## WHAT TO DO
Go through the records and extract every line with the word "square".

Begin RECORDS TO USE

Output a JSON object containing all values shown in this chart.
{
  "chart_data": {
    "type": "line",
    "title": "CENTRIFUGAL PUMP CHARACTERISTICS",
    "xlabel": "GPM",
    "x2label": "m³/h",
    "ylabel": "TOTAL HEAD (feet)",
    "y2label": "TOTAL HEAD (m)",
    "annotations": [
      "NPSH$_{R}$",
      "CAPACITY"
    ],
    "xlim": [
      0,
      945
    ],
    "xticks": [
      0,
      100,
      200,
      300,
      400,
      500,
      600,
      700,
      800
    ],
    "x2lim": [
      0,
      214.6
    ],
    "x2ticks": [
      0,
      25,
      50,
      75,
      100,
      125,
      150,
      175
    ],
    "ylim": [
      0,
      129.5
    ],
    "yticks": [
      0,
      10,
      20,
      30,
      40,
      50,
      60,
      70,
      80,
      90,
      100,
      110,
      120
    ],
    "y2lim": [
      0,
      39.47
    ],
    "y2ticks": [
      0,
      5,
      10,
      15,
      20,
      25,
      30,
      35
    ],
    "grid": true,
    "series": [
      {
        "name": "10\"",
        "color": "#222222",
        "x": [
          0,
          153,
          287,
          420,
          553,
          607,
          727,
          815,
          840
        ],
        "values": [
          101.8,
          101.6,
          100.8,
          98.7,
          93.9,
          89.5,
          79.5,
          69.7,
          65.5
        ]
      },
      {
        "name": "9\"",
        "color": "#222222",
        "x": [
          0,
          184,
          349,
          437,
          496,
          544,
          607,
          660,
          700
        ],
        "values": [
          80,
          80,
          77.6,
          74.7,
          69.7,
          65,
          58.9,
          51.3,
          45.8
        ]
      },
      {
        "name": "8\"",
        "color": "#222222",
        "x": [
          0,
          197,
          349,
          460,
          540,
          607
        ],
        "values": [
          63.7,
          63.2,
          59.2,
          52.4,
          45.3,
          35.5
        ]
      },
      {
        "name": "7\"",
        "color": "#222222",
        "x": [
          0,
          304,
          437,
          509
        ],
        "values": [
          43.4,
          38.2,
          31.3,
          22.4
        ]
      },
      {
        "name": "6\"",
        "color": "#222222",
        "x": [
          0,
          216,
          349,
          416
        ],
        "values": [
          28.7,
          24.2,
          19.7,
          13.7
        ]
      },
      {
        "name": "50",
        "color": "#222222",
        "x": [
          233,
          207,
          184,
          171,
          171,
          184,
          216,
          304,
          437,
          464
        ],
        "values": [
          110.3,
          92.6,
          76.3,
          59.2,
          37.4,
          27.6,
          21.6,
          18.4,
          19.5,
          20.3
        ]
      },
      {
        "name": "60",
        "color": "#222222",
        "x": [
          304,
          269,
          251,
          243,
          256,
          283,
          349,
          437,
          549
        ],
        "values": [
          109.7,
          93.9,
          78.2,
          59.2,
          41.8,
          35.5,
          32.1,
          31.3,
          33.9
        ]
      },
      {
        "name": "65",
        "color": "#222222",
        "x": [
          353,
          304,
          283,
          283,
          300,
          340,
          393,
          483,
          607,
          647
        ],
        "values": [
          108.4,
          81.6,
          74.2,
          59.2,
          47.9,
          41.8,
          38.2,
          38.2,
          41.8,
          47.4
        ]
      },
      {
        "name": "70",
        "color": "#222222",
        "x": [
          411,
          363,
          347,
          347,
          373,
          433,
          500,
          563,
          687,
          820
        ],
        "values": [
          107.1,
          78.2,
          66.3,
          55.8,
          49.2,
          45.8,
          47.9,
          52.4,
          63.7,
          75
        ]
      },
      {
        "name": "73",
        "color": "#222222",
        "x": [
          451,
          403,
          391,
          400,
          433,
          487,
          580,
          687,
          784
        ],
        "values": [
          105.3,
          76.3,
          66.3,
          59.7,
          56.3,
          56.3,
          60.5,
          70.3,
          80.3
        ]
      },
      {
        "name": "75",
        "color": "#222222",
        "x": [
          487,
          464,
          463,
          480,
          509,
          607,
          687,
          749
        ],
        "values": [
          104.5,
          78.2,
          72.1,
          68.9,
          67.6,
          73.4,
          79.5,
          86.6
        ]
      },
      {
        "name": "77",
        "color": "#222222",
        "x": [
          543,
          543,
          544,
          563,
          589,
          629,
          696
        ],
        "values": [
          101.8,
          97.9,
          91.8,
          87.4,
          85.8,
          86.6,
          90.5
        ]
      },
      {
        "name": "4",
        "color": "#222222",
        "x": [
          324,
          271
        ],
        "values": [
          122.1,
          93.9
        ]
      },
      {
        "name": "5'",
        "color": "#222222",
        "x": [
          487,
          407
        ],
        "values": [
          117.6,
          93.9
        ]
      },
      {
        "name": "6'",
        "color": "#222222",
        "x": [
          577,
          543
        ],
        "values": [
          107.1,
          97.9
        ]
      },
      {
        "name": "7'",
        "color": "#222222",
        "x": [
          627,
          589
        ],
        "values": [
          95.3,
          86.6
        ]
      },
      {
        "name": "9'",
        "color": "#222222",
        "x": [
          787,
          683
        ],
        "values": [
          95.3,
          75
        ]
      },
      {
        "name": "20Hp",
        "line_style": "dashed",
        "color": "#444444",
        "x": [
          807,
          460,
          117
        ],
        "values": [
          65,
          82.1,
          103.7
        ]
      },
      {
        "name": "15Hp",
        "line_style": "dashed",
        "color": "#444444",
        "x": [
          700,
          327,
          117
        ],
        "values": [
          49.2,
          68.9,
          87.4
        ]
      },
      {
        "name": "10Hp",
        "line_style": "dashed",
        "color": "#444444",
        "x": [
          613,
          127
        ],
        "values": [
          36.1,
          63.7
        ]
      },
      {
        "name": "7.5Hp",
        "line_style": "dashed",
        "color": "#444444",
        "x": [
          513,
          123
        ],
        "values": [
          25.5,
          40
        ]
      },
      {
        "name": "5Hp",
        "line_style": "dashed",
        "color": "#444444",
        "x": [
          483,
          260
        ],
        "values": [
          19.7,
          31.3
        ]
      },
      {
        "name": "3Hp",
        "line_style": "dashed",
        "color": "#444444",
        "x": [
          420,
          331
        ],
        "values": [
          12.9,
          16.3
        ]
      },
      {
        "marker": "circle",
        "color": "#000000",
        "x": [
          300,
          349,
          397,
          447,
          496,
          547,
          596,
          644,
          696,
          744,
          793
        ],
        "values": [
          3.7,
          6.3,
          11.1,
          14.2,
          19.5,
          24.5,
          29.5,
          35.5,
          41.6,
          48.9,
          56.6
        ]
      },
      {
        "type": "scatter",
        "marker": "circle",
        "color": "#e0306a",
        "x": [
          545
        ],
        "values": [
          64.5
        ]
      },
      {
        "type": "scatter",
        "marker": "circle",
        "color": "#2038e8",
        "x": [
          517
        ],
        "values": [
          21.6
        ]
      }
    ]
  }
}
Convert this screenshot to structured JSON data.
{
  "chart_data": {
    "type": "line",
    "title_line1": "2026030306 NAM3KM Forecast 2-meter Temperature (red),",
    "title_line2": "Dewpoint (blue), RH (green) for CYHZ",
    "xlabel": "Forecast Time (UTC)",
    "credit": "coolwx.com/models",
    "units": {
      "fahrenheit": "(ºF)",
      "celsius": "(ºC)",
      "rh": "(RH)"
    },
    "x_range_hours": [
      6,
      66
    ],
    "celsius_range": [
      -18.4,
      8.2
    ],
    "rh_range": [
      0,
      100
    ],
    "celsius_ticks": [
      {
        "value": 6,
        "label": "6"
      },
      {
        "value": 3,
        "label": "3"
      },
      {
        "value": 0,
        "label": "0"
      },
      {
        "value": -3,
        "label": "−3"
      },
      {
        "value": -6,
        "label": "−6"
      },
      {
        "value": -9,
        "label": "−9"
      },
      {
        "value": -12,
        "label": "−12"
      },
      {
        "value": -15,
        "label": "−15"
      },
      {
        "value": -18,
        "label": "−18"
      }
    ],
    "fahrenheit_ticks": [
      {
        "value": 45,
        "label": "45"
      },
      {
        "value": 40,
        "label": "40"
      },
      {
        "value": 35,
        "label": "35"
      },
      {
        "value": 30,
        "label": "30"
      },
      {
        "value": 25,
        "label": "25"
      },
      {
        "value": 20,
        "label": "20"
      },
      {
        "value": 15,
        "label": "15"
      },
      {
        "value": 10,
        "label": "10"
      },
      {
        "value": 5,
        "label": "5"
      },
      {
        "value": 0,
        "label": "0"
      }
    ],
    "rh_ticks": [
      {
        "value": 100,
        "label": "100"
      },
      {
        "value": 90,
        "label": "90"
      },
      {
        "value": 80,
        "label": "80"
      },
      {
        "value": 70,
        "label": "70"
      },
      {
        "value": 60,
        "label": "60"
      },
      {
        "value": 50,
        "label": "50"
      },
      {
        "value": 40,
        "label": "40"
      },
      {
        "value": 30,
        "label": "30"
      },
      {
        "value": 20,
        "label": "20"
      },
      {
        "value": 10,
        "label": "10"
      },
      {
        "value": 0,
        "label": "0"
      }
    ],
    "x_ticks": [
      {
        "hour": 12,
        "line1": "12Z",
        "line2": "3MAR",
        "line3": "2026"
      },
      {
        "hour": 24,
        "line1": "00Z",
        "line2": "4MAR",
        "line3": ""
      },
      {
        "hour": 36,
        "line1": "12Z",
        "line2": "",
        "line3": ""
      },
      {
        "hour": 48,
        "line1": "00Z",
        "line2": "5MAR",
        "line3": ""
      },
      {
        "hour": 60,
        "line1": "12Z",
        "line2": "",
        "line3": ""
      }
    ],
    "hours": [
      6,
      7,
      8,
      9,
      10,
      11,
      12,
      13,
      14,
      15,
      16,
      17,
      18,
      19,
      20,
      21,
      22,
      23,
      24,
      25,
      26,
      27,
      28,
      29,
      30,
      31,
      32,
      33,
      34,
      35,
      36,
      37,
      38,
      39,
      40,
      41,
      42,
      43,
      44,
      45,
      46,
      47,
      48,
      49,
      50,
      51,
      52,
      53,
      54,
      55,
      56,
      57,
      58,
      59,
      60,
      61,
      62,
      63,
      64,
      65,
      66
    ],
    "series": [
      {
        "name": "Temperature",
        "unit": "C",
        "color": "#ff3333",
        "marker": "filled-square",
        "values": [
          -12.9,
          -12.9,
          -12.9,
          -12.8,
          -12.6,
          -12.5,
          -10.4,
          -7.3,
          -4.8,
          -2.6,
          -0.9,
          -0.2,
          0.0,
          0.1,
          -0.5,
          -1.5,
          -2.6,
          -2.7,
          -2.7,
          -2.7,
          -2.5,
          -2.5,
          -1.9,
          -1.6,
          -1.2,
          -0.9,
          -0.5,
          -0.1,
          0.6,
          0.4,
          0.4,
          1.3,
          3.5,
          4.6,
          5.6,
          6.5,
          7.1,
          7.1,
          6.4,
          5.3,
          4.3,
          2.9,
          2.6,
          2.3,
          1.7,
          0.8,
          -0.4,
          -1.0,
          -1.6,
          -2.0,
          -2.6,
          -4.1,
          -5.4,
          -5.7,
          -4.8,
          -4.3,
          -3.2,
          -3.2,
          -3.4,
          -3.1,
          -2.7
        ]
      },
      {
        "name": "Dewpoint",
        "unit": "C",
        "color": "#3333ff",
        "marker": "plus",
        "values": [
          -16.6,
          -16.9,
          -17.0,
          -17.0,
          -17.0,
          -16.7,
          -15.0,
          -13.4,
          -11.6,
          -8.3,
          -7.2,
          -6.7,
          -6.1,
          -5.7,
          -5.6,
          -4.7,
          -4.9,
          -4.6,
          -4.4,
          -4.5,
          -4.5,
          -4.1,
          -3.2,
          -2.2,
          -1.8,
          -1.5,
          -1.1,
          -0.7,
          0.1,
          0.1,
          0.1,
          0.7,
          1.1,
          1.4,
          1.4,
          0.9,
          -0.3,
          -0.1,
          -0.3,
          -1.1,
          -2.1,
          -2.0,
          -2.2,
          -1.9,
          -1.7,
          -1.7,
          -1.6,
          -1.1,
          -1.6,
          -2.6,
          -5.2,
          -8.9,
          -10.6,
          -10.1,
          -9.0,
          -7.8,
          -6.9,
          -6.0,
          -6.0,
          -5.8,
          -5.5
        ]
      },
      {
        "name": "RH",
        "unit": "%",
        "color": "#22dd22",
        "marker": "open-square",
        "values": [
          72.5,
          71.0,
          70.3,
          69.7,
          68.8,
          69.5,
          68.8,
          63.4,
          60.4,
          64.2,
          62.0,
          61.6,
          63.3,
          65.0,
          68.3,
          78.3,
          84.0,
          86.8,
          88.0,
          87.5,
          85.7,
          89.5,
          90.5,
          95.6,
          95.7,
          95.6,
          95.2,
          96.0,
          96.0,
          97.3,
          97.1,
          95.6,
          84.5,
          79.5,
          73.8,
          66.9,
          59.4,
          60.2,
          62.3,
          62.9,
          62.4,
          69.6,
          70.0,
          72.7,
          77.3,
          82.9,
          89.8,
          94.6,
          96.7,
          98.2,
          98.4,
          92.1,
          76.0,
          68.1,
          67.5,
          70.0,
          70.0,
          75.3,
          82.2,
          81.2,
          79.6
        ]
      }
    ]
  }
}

End RECORDS TO USE

## THE RESULT
        "marker": "filled-square",
        "marker": "open-square",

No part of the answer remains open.